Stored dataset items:
────────

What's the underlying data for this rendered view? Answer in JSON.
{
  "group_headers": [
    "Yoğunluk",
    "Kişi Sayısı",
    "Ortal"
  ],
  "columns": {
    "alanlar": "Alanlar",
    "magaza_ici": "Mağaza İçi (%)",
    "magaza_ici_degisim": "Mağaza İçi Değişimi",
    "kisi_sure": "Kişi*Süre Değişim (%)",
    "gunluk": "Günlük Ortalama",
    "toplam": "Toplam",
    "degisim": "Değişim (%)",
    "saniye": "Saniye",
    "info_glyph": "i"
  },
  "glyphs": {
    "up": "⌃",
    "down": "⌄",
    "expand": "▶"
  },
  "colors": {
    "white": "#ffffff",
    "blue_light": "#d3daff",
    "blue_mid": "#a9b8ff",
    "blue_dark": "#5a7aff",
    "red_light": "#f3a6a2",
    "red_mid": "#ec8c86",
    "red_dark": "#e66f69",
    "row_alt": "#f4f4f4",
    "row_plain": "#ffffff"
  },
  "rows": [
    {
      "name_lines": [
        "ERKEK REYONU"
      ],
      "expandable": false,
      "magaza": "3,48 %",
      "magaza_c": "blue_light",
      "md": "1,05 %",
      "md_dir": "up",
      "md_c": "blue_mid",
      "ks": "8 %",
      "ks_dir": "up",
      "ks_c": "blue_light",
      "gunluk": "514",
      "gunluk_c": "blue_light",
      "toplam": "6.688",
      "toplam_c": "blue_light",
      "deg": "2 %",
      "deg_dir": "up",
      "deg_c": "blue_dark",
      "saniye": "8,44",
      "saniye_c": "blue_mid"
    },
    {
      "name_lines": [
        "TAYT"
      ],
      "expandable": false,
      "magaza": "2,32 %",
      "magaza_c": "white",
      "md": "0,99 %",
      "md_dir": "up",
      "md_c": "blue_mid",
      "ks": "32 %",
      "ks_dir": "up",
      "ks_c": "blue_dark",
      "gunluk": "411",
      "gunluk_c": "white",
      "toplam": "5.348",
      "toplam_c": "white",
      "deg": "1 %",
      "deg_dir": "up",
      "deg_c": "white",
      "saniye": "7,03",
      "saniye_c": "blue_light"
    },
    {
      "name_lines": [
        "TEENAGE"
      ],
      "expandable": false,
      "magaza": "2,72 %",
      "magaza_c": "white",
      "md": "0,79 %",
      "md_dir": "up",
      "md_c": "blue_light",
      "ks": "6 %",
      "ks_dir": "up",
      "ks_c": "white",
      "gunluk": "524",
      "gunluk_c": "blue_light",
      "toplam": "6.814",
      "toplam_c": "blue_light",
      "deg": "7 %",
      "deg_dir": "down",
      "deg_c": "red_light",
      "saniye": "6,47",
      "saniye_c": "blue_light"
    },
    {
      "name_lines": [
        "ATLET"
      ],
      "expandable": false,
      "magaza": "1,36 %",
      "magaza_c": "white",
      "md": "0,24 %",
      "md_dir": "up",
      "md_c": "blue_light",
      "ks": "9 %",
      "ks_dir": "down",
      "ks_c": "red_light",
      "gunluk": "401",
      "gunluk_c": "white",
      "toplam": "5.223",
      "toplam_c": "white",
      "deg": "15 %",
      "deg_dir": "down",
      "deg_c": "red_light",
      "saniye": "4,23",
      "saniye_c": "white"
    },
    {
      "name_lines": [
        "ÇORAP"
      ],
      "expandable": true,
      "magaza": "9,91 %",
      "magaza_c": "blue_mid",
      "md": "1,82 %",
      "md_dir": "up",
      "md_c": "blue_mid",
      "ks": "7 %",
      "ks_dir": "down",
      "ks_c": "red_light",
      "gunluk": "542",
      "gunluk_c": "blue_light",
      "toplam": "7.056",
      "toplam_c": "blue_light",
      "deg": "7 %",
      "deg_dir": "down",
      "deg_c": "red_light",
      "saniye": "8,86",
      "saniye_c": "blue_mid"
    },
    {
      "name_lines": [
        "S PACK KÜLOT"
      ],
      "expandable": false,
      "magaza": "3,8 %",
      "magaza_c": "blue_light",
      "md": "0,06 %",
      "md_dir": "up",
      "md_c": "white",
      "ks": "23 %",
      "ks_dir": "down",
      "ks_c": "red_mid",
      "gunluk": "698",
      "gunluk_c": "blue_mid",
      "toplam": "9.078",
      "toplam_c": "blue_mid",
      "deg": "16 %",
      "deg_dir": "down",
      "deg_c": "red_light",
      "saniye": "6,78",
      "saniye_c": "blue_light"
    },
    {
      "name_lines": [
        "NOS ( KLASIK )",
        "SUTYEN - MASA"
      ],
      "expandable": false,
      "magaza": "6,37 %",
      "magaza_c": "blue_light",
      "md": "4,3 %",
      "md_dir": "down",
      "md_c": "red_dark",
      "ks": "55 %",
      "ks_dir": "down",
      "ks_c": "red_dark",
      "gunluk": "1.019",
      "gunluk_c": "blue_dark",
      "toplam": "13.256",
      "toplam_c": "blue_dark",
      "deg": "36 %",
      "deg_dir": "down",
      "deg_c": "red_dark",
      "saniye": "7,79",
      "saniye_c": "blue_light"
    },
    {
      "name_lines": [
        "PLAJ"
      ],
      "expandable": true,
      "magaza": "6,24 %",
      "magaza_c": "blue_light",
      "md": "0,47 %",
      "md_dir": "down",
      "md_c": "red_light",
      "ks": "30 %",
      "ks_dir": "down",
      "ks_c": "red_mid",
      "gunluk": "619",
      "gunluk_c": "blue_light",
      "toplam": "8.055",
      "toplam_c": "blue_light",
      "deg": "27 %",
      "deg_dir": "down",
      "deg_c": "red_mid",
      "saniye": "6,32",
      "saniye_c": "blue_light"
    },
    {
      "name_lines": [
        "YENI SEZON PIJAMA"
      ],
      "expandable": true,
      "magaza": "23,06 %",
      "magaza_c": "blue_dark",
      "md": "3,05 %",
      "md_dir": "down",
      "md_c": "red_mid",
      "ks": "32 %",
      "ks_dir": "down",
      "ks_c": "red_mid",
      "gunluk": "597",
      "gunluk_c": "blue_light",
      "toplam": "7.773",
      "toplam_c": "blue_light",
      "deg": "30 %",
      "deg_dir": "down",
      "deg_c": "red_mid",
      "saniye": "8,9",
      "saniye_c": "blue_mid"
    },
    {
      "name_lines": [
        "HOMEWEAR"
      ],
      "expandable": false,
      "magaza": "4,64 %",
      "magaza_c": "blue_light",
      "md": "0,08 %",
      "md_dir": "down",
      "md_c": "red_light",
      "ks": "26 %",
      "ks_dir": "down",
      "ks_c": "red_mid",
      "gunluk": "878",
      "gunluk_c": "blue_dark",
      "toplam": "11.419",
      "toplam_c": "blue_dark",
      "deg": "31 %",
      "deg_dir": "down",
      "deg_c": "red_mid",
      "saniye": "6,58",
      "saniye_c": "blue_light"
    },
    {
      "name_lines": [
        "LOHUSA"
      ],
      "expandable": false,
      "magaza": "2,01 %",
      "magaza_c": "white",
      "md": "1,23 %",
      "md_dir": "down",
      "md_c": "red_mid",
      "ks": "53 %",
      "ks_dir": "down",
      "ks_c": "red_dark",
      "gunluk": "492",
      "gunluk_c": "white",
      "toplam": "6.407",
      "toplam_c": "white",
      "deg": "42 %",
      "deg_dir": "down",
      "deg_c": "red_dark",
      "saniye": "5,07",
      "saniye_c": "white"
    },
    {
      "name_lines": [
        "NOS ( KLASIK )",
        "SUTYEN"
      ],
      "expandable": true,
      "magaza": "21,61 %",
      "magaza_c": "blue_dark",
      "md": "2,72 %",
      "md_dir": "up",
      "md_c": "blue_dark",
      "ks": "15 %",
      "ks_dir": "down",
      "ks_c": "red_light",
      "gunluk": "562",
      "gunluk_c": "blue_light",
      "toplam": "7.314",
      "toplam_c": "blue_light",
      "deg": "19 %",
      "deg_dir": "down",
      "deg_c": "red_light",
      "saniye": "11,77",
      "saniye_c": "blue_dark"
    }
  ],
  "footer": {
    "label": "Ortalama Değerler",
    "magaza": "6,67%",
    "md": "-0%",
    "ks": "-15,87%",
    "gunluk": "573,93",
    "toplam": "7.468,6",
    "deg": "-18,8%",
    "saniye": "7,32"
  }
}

────────

** TO DO **
Look through the listing and extract every line with "Kişi" in it.

** WRITTEN SOLUTION **
    "Kişi Sayısı",
    "kisi_sure": "Kişi*Süre Değişim (%)",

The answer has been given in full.